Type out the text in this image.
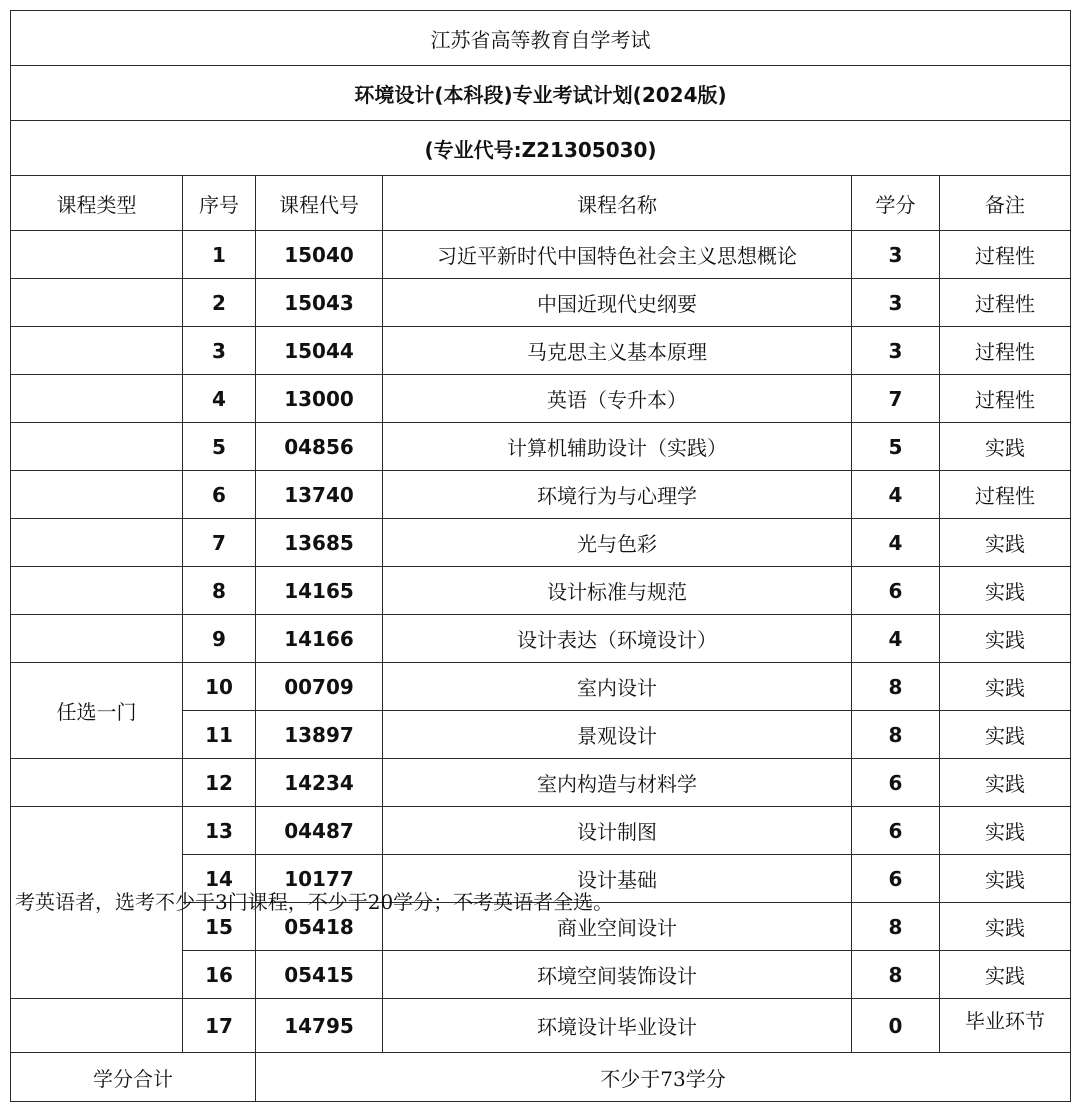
江苏省高等教育自学考试					
环境设计(本科段)专业考试计划(2024版)					
(专业代号:Z21305030)					
课程类型	序号	课程代号	课程名称	学分	备注
	1	15040	习近平新时代中国特色社会主义思想概论	3	过程性
	2	15043	中国近现代史纲要	3	过程性
	3	15044	马克思主义基本原理	3	过程性
	4	13000	英语（专升本）	7	过程性
	5	04856	计算机辅助设计（实践）	5	实践
	6	13740	环境行为与心理学	4	过程性
	7	13685	光与色彩	4	实践
	8	14165	设计标准与规范	6	实践
	9	14166	设计表达（环境设计）	4	实践
任选一门	10	00709	室内设计	8	实践
	11	13897	景观设计	8	实践
	12	14234	室内构造与材料学	6	实践
考英语者，选考不少于3门课程，不少于20学分；不考英语者全选。	13	04487	设计制图	6	实践
	14	10177	设计基础	6	实践
	15	05418	商业空间设计	8	实践
	16	05415	环境空间装饰设计	8	实践
	17	14795	环境设计毕业设计	0	毕业环节
学分合计		不少于73学分			
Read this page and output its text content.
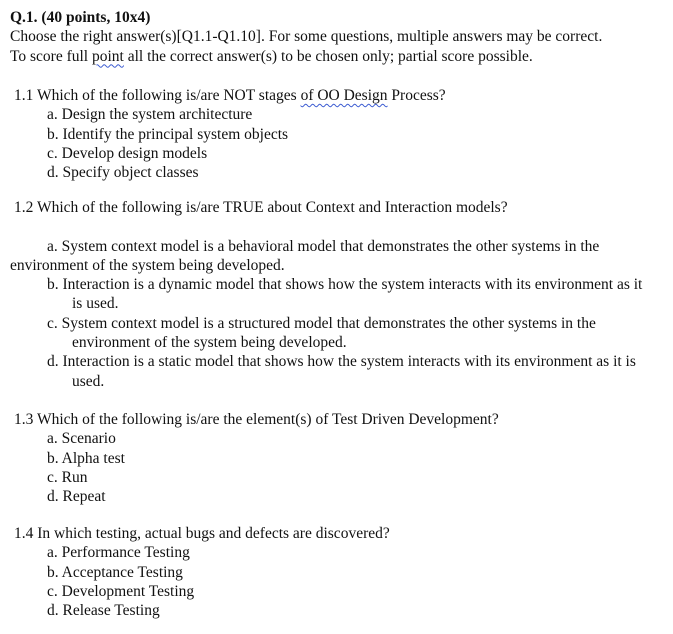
Q.1. (40 points, 10x4)
Choose the right answer(s)[Q1.1-Q1.10]. For some questions, multiple answers may be correct.
To score full point all the correct answer(s) to be chosen only; partial score possible.
1.1 Which of the following is/are NOT stages of OO Design Process?
a. Design the system architecture
b. Identify the principal system objects
c. Develop design models
d. Specify object classes
1.2 Which of the following is/are TRUE about Context and Interaction models?
a. System context model is a behavioral model that demonstrates the other systems in the environment of the system being developed.
b. Interaction is a dynamic model that shows how the system interacts with its environment as it is used.
c. System context model is a structured model that demonstrates the other systems in the environment of the system being developed.
d. Interaction is a static model that shows how the system interacts with its environment as it is used.
1.3 Which of the following is/are the element(s) of Test Driven Development?
a. Scenario
b. Alpha test
c. Run
d. Repeat
1.4 In which testing, actual bugs and defects are discovered?
a. Performance Testing
b. Acceptance Testing
c. Development Testing
d. Release Testing
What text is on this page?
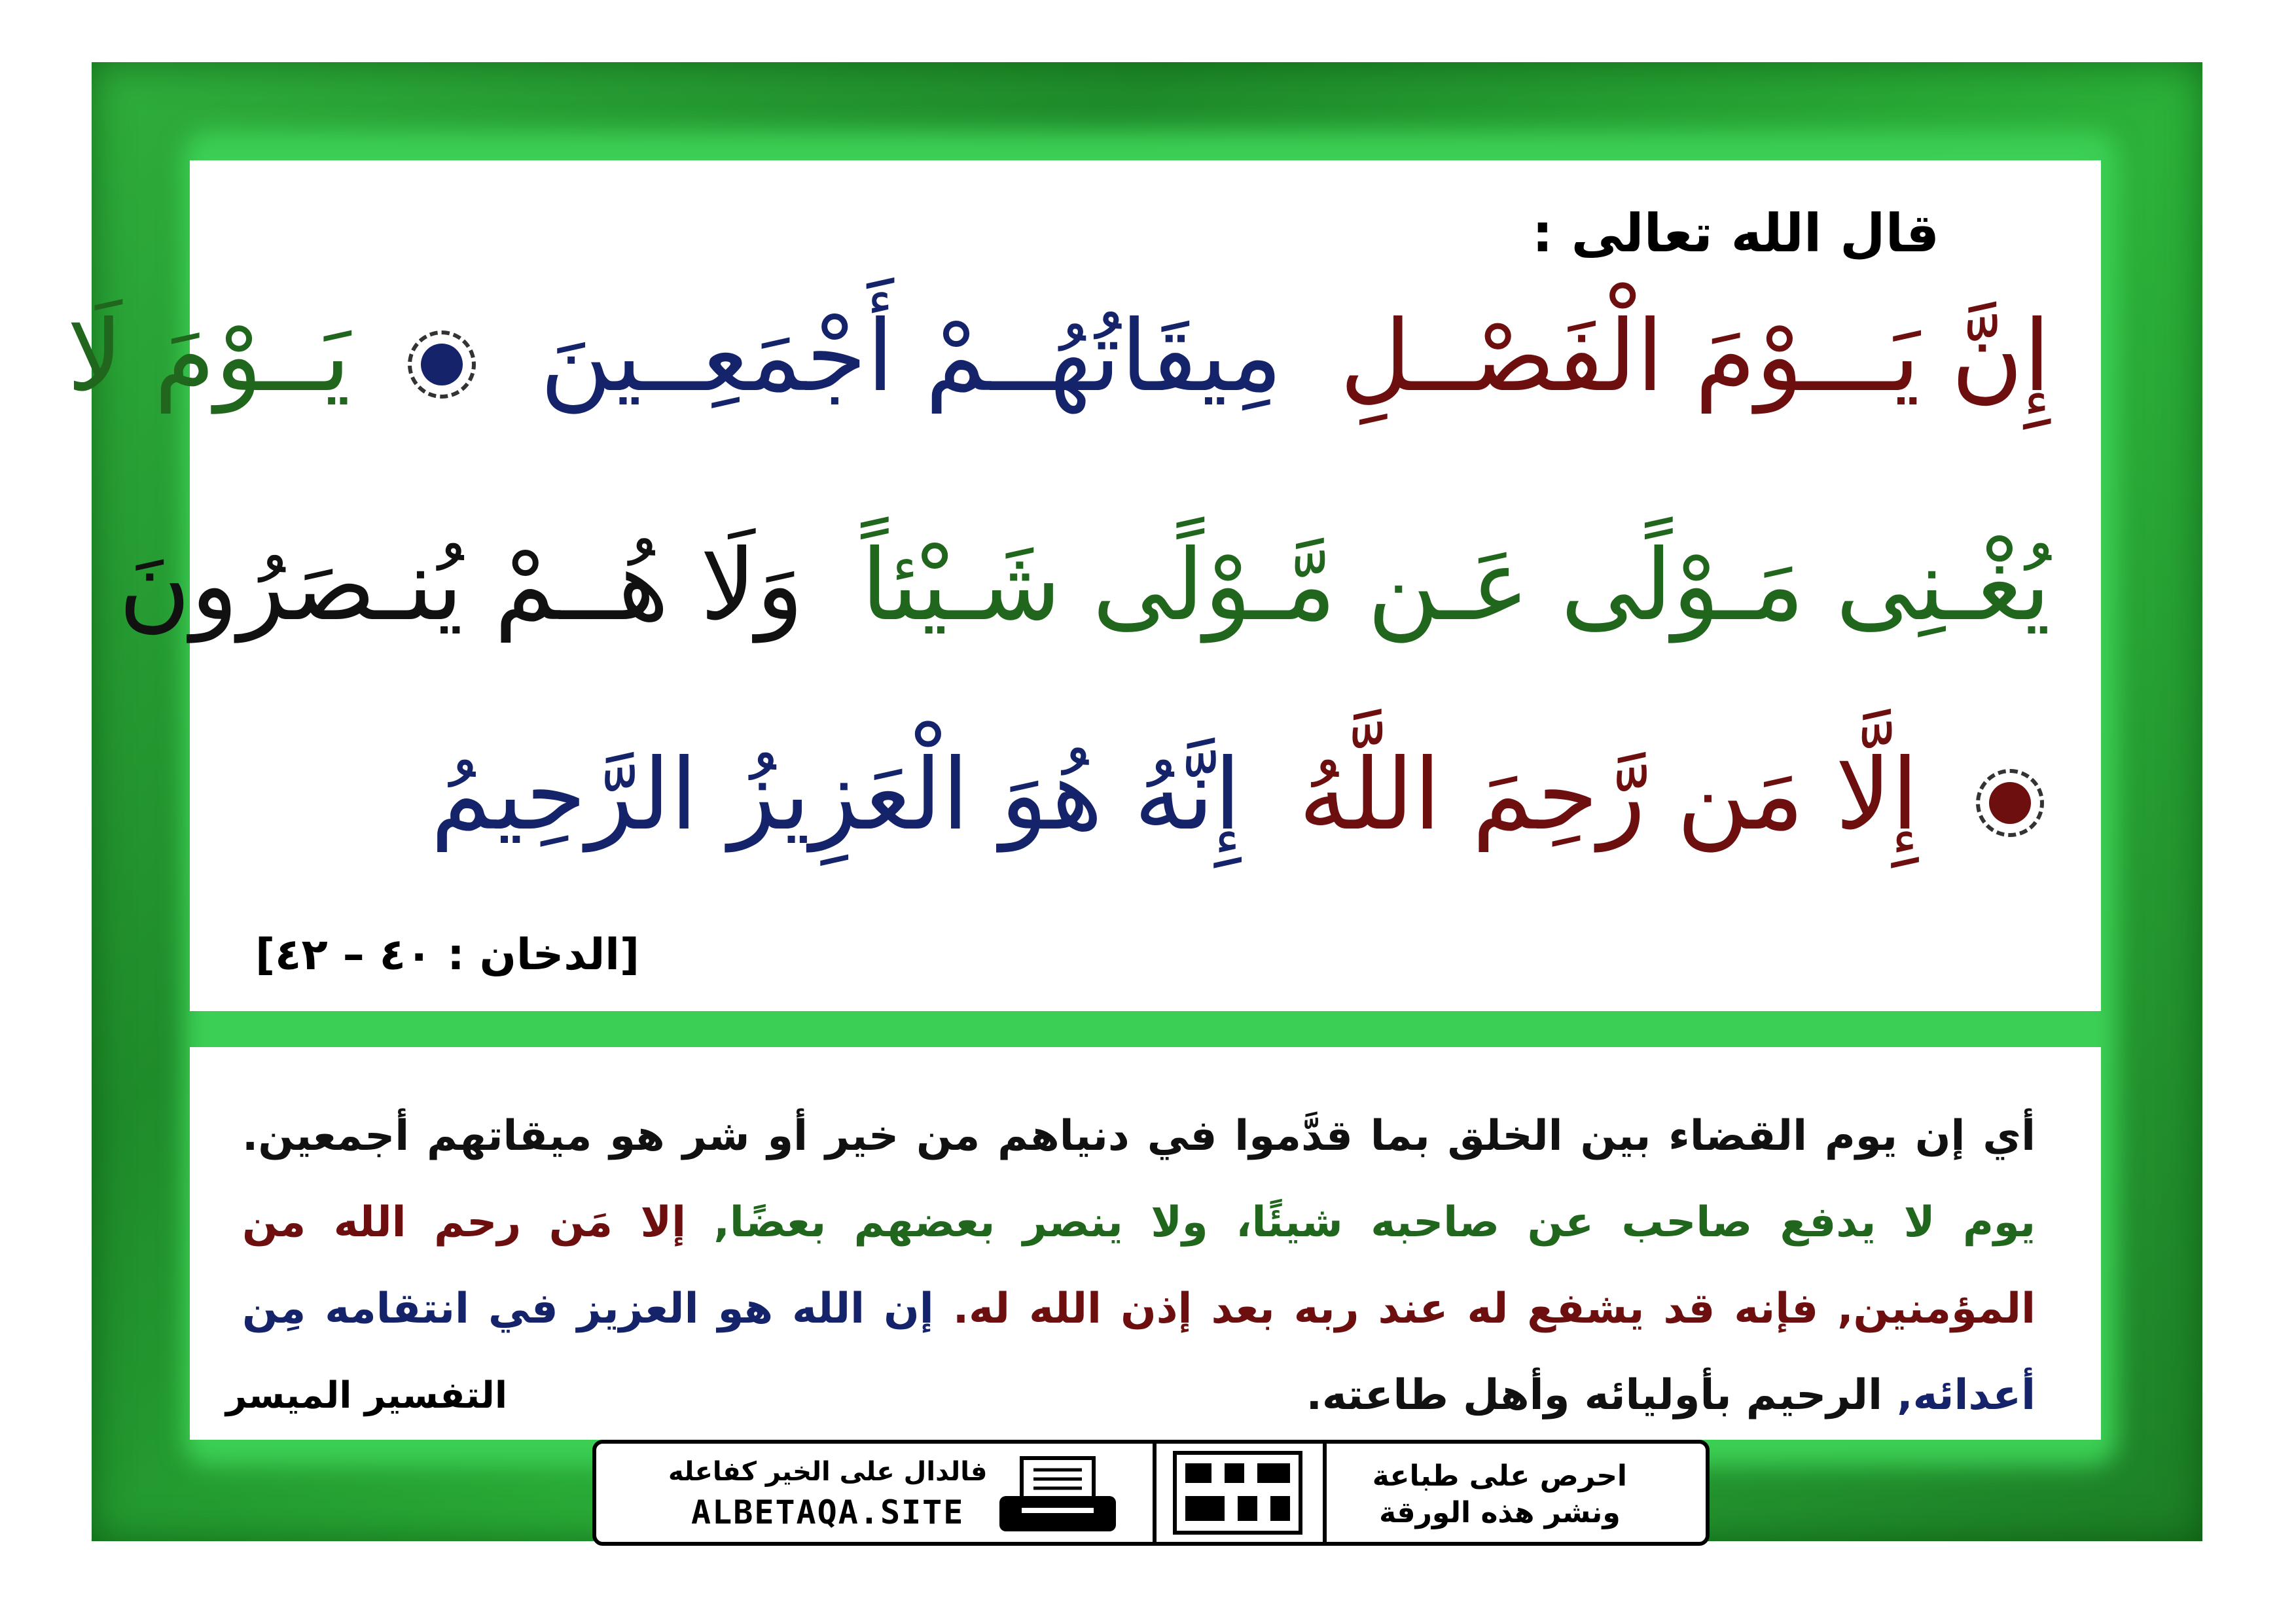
قال الله تعالى :
إِنَّ يَـــوْمَ الْفَصْــلِ مِيقَاتُهُــمْ أَجْمَعِــينَ
يَــوْمَ لَا
يُغْـنِى مَـوْلًى عَـن مَّـوْلًى شَـيْئاً وَلَا هُــمْ يُنـصَرُونَ
إِلَّا مَن رَّحِمَ اللَّهُ إِنَّهُ هُوَ الْعَزِيزُ الرَّحِيمُ
[الدخان : ٤٠ – ٤٢]
أي إن يوم القضاء بين الخلق بما قدَّموا في دنياهم من خير أو شر هو ميقاتهم أجمعين. يوم لا يدفع صاحب عن صاحبه شيئًا، ولا ينصر بعضهم بعضًا, إلا مَن رحم الله من المؤمنين, فإنه قد يشفع له عند ربه بعد إذن الله له. إن الله هو العزيز في انتقامه مِن أعدائه, الرحيم بأوليائه وأهل طاعته.
التفسير الميسر
فالدال على الخير كفاعله
ALBETAQA.SITE
احرص على طباعة
ونشر هذه الورقة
• • • • •
OBJECTIVE.
Copy the listing over exactly, skipping the pictures it holds.

THE REPLY.
Type out the text in this image.
江苏省高等教育自学考试					
环境设计(本科段)专业考试计划(2024版)					
(专业代号:Z21305030)					
课程类型	序号	课程代号	课程名称	学分	备注
	1	15040	习近平新时代中国特色社会主义思想概论	3	过程性
	2	15043	中国近现代史纲要	3	过程性
	3	15044	马克思主义基本原理	3	过程性
	4	13000	英语（专升本）	7	过程性
	5	04856	计算机辅助设计（实践）	5	实践
	6	13740	环境行为与心理学	4	过程性
	7	13685	光与色彩	4	实践
	8	14165	设计标准与规范	6	实践
	9	14166	设计表达（环境设计）	4	实践
任选一门	10	00709	室内设计	8	实践
	11	13897	景观设计	8	实践
	12	14234	室内构造与材料学	6	实践
考英语者，选考不少于3门课程，不少于20学分；不考英语者全选。	13	04487	设计制图	6	实践
	14	10177	设计基础	6	实践
	15	05418	商业空间设计	8	实践
	16	05415	环境空间装饰设计	8	实践
	17	14795	环境设计毕业设计	0	毕业环节
学分合计		不少于73学分			
Read this page and output its text content.
Q.1. (40 points, 10x4)
Choose the right answer(s)[Q1.1-Q1.10]. For some questions, multiple answers may be correct.
To score full point all the correct answer(s) to be chosen only; partial score possible.
1.1 Which of the following is/are NOT stages of OO Design Process?
a. Design the system architecture
b. Identify the principal system objects
c. Develop design models
d. Specify object classes
1.2 Which of the following is/are TRUE about Context and Interaction models?
a. System context model is a behavioral model that demonstrates the other systems in the environment of the system being developed.
b. Interaction is a dynamic model that shows how the system interacts with its environment as it is used.
c. System context model is a structured model that demonstrates the other systems in the environment of the system being developed.
d. Interaction is a static model that shows how the system interacts with its environment as it is used.
1.3 Which of the following is/are the element(s) of Test Driven Development?
a. Scenario
b. Alpha test
c. Run
d. Repeat
1.4 In which testing, actual bugs and defects are discovered?
a. Performance Testing
b. Acceptance Testing
c. Development Testing
d. Release Testing
What text is on this page?
قال الله تعالى :
إِنَّ يَـــوْمَ الْفَصْــلِ مِيقَاتُهُــمْ أَجْمَعِــينَ
يَــوْمَ لَا
يُغْـنِى مَـوْلًى عَـن مَّـوْلًى شَـيْئاً وَلَا هُــمْ يُنـصَرُونَ
إِلَّا مَن رَّحِمَ اللَّهُ إِنَّهُ هُوَ الْعَزِيزُ الرَّحِيمُ
[الدخان : ٤٠ – ٤٢]
أي إن يوم القضاء بين الخلق بما قدَّموا في دنياهم من خير أو شر هو ميقاتهم أجمعين. يوم لا يدفع صاحب عن صاحبه شيئًا، ولا ينصر بعضهم بعضًا, إلا مَن رحم الله من المؤمنين, فإنه قد يشفع له عند ربه بعد إذن الله له. إن الله هو العزيز في انتقامه مِن أعدائه, الرحيم بأوليائه وأهل طاعته.
التفسير الميسر
فالدال على الخير كفاعله
ALBETAQA.SITE
احرص على طباعة
ونشر هذه الورقة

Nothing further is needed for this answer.